▶

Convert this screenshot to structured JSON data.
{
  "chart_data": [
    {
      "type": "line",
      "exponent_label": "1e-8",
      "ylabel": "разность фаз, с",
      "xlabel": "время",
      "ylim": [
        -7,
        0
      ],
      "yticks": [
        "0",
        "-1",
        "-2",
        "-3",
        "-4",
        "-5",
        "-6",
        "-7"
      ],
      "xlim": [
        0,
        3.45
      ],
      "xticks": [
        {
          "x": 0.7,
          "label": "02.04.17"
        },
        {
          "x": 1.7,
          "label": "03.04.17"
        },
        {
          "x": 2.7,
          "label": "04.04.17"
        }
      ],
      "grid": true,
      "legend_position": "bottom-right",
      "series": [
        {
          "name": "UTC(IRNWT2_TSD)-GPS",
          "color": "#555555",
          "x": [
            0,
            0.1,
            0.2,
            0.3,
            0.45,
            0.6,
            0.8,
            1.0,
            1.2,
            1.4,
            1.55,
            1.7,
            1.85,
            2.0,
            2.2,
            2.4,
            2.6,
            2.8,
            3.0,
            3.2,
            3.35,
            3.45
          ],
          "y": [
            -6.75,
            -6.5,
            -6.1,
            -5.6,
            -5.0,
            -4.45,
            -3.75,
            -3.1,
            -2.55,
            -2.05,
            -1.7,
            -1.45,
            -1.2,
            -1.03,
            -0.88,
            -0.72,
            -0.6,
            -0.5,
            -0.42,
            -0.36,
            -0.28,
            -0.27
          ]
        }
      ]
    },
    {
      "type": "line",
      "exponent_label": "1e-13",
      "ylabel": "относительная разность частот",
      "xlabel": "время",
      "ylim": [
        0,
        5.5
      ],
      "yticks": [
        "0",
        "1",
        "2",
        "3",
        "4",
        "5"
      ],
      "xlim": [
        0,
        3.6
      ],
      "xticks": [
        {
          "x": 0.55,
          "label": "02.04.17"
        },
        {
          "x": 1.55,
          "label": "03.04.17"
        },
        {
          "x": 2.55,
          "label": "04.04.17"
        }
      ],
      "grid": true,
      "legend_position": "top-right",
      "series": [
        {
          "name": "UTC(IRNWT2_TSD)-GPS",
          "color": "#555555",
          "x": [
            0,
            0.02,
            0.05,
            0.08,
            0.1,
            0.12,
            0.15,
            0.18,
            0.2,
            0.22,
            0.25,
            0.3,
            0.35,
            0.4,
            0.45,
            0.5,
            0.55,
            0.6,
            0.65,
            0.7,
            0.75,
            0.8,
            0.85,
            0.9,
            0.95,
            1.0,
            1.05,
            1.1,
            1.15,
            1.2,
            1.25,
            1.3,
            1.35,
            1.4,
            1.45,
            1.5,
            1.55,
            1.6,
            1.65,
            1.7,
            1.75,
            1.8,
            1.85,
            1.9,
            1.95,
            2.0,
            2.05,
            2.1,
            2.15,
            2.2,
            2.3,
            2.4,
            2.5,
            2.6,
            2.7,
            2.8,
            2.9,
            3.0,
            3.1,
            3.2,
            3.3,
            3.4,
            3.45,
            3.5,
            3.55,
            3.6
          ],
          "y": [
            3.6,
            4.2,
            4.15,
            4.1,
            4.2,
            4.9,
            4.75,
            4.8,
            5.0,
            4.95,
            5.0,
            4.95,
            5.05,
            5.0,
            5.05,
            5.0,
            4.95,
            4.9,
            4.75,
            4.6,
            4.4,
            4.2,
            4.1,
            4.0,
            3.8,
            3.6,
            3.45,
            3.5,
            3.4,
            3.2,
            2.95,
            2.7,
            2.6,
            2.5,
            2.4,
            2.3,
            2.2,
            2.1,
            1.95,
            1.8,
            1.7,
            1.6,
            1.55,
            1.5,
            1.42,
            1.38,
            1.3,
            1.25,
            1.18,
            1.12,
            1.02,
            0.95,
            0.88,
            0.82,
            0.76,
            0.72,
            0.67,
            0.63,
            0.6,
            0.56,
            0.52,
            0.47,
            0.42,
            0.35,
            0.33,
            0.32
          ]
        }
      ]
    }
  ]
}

◀

> **EXERCISE TASK**
Pick out all lines containing the string "ylabel".

> **THE OUTPUT**
      "ylabel": "разность фаз, с",
      "ylabel": "относительная разность частот",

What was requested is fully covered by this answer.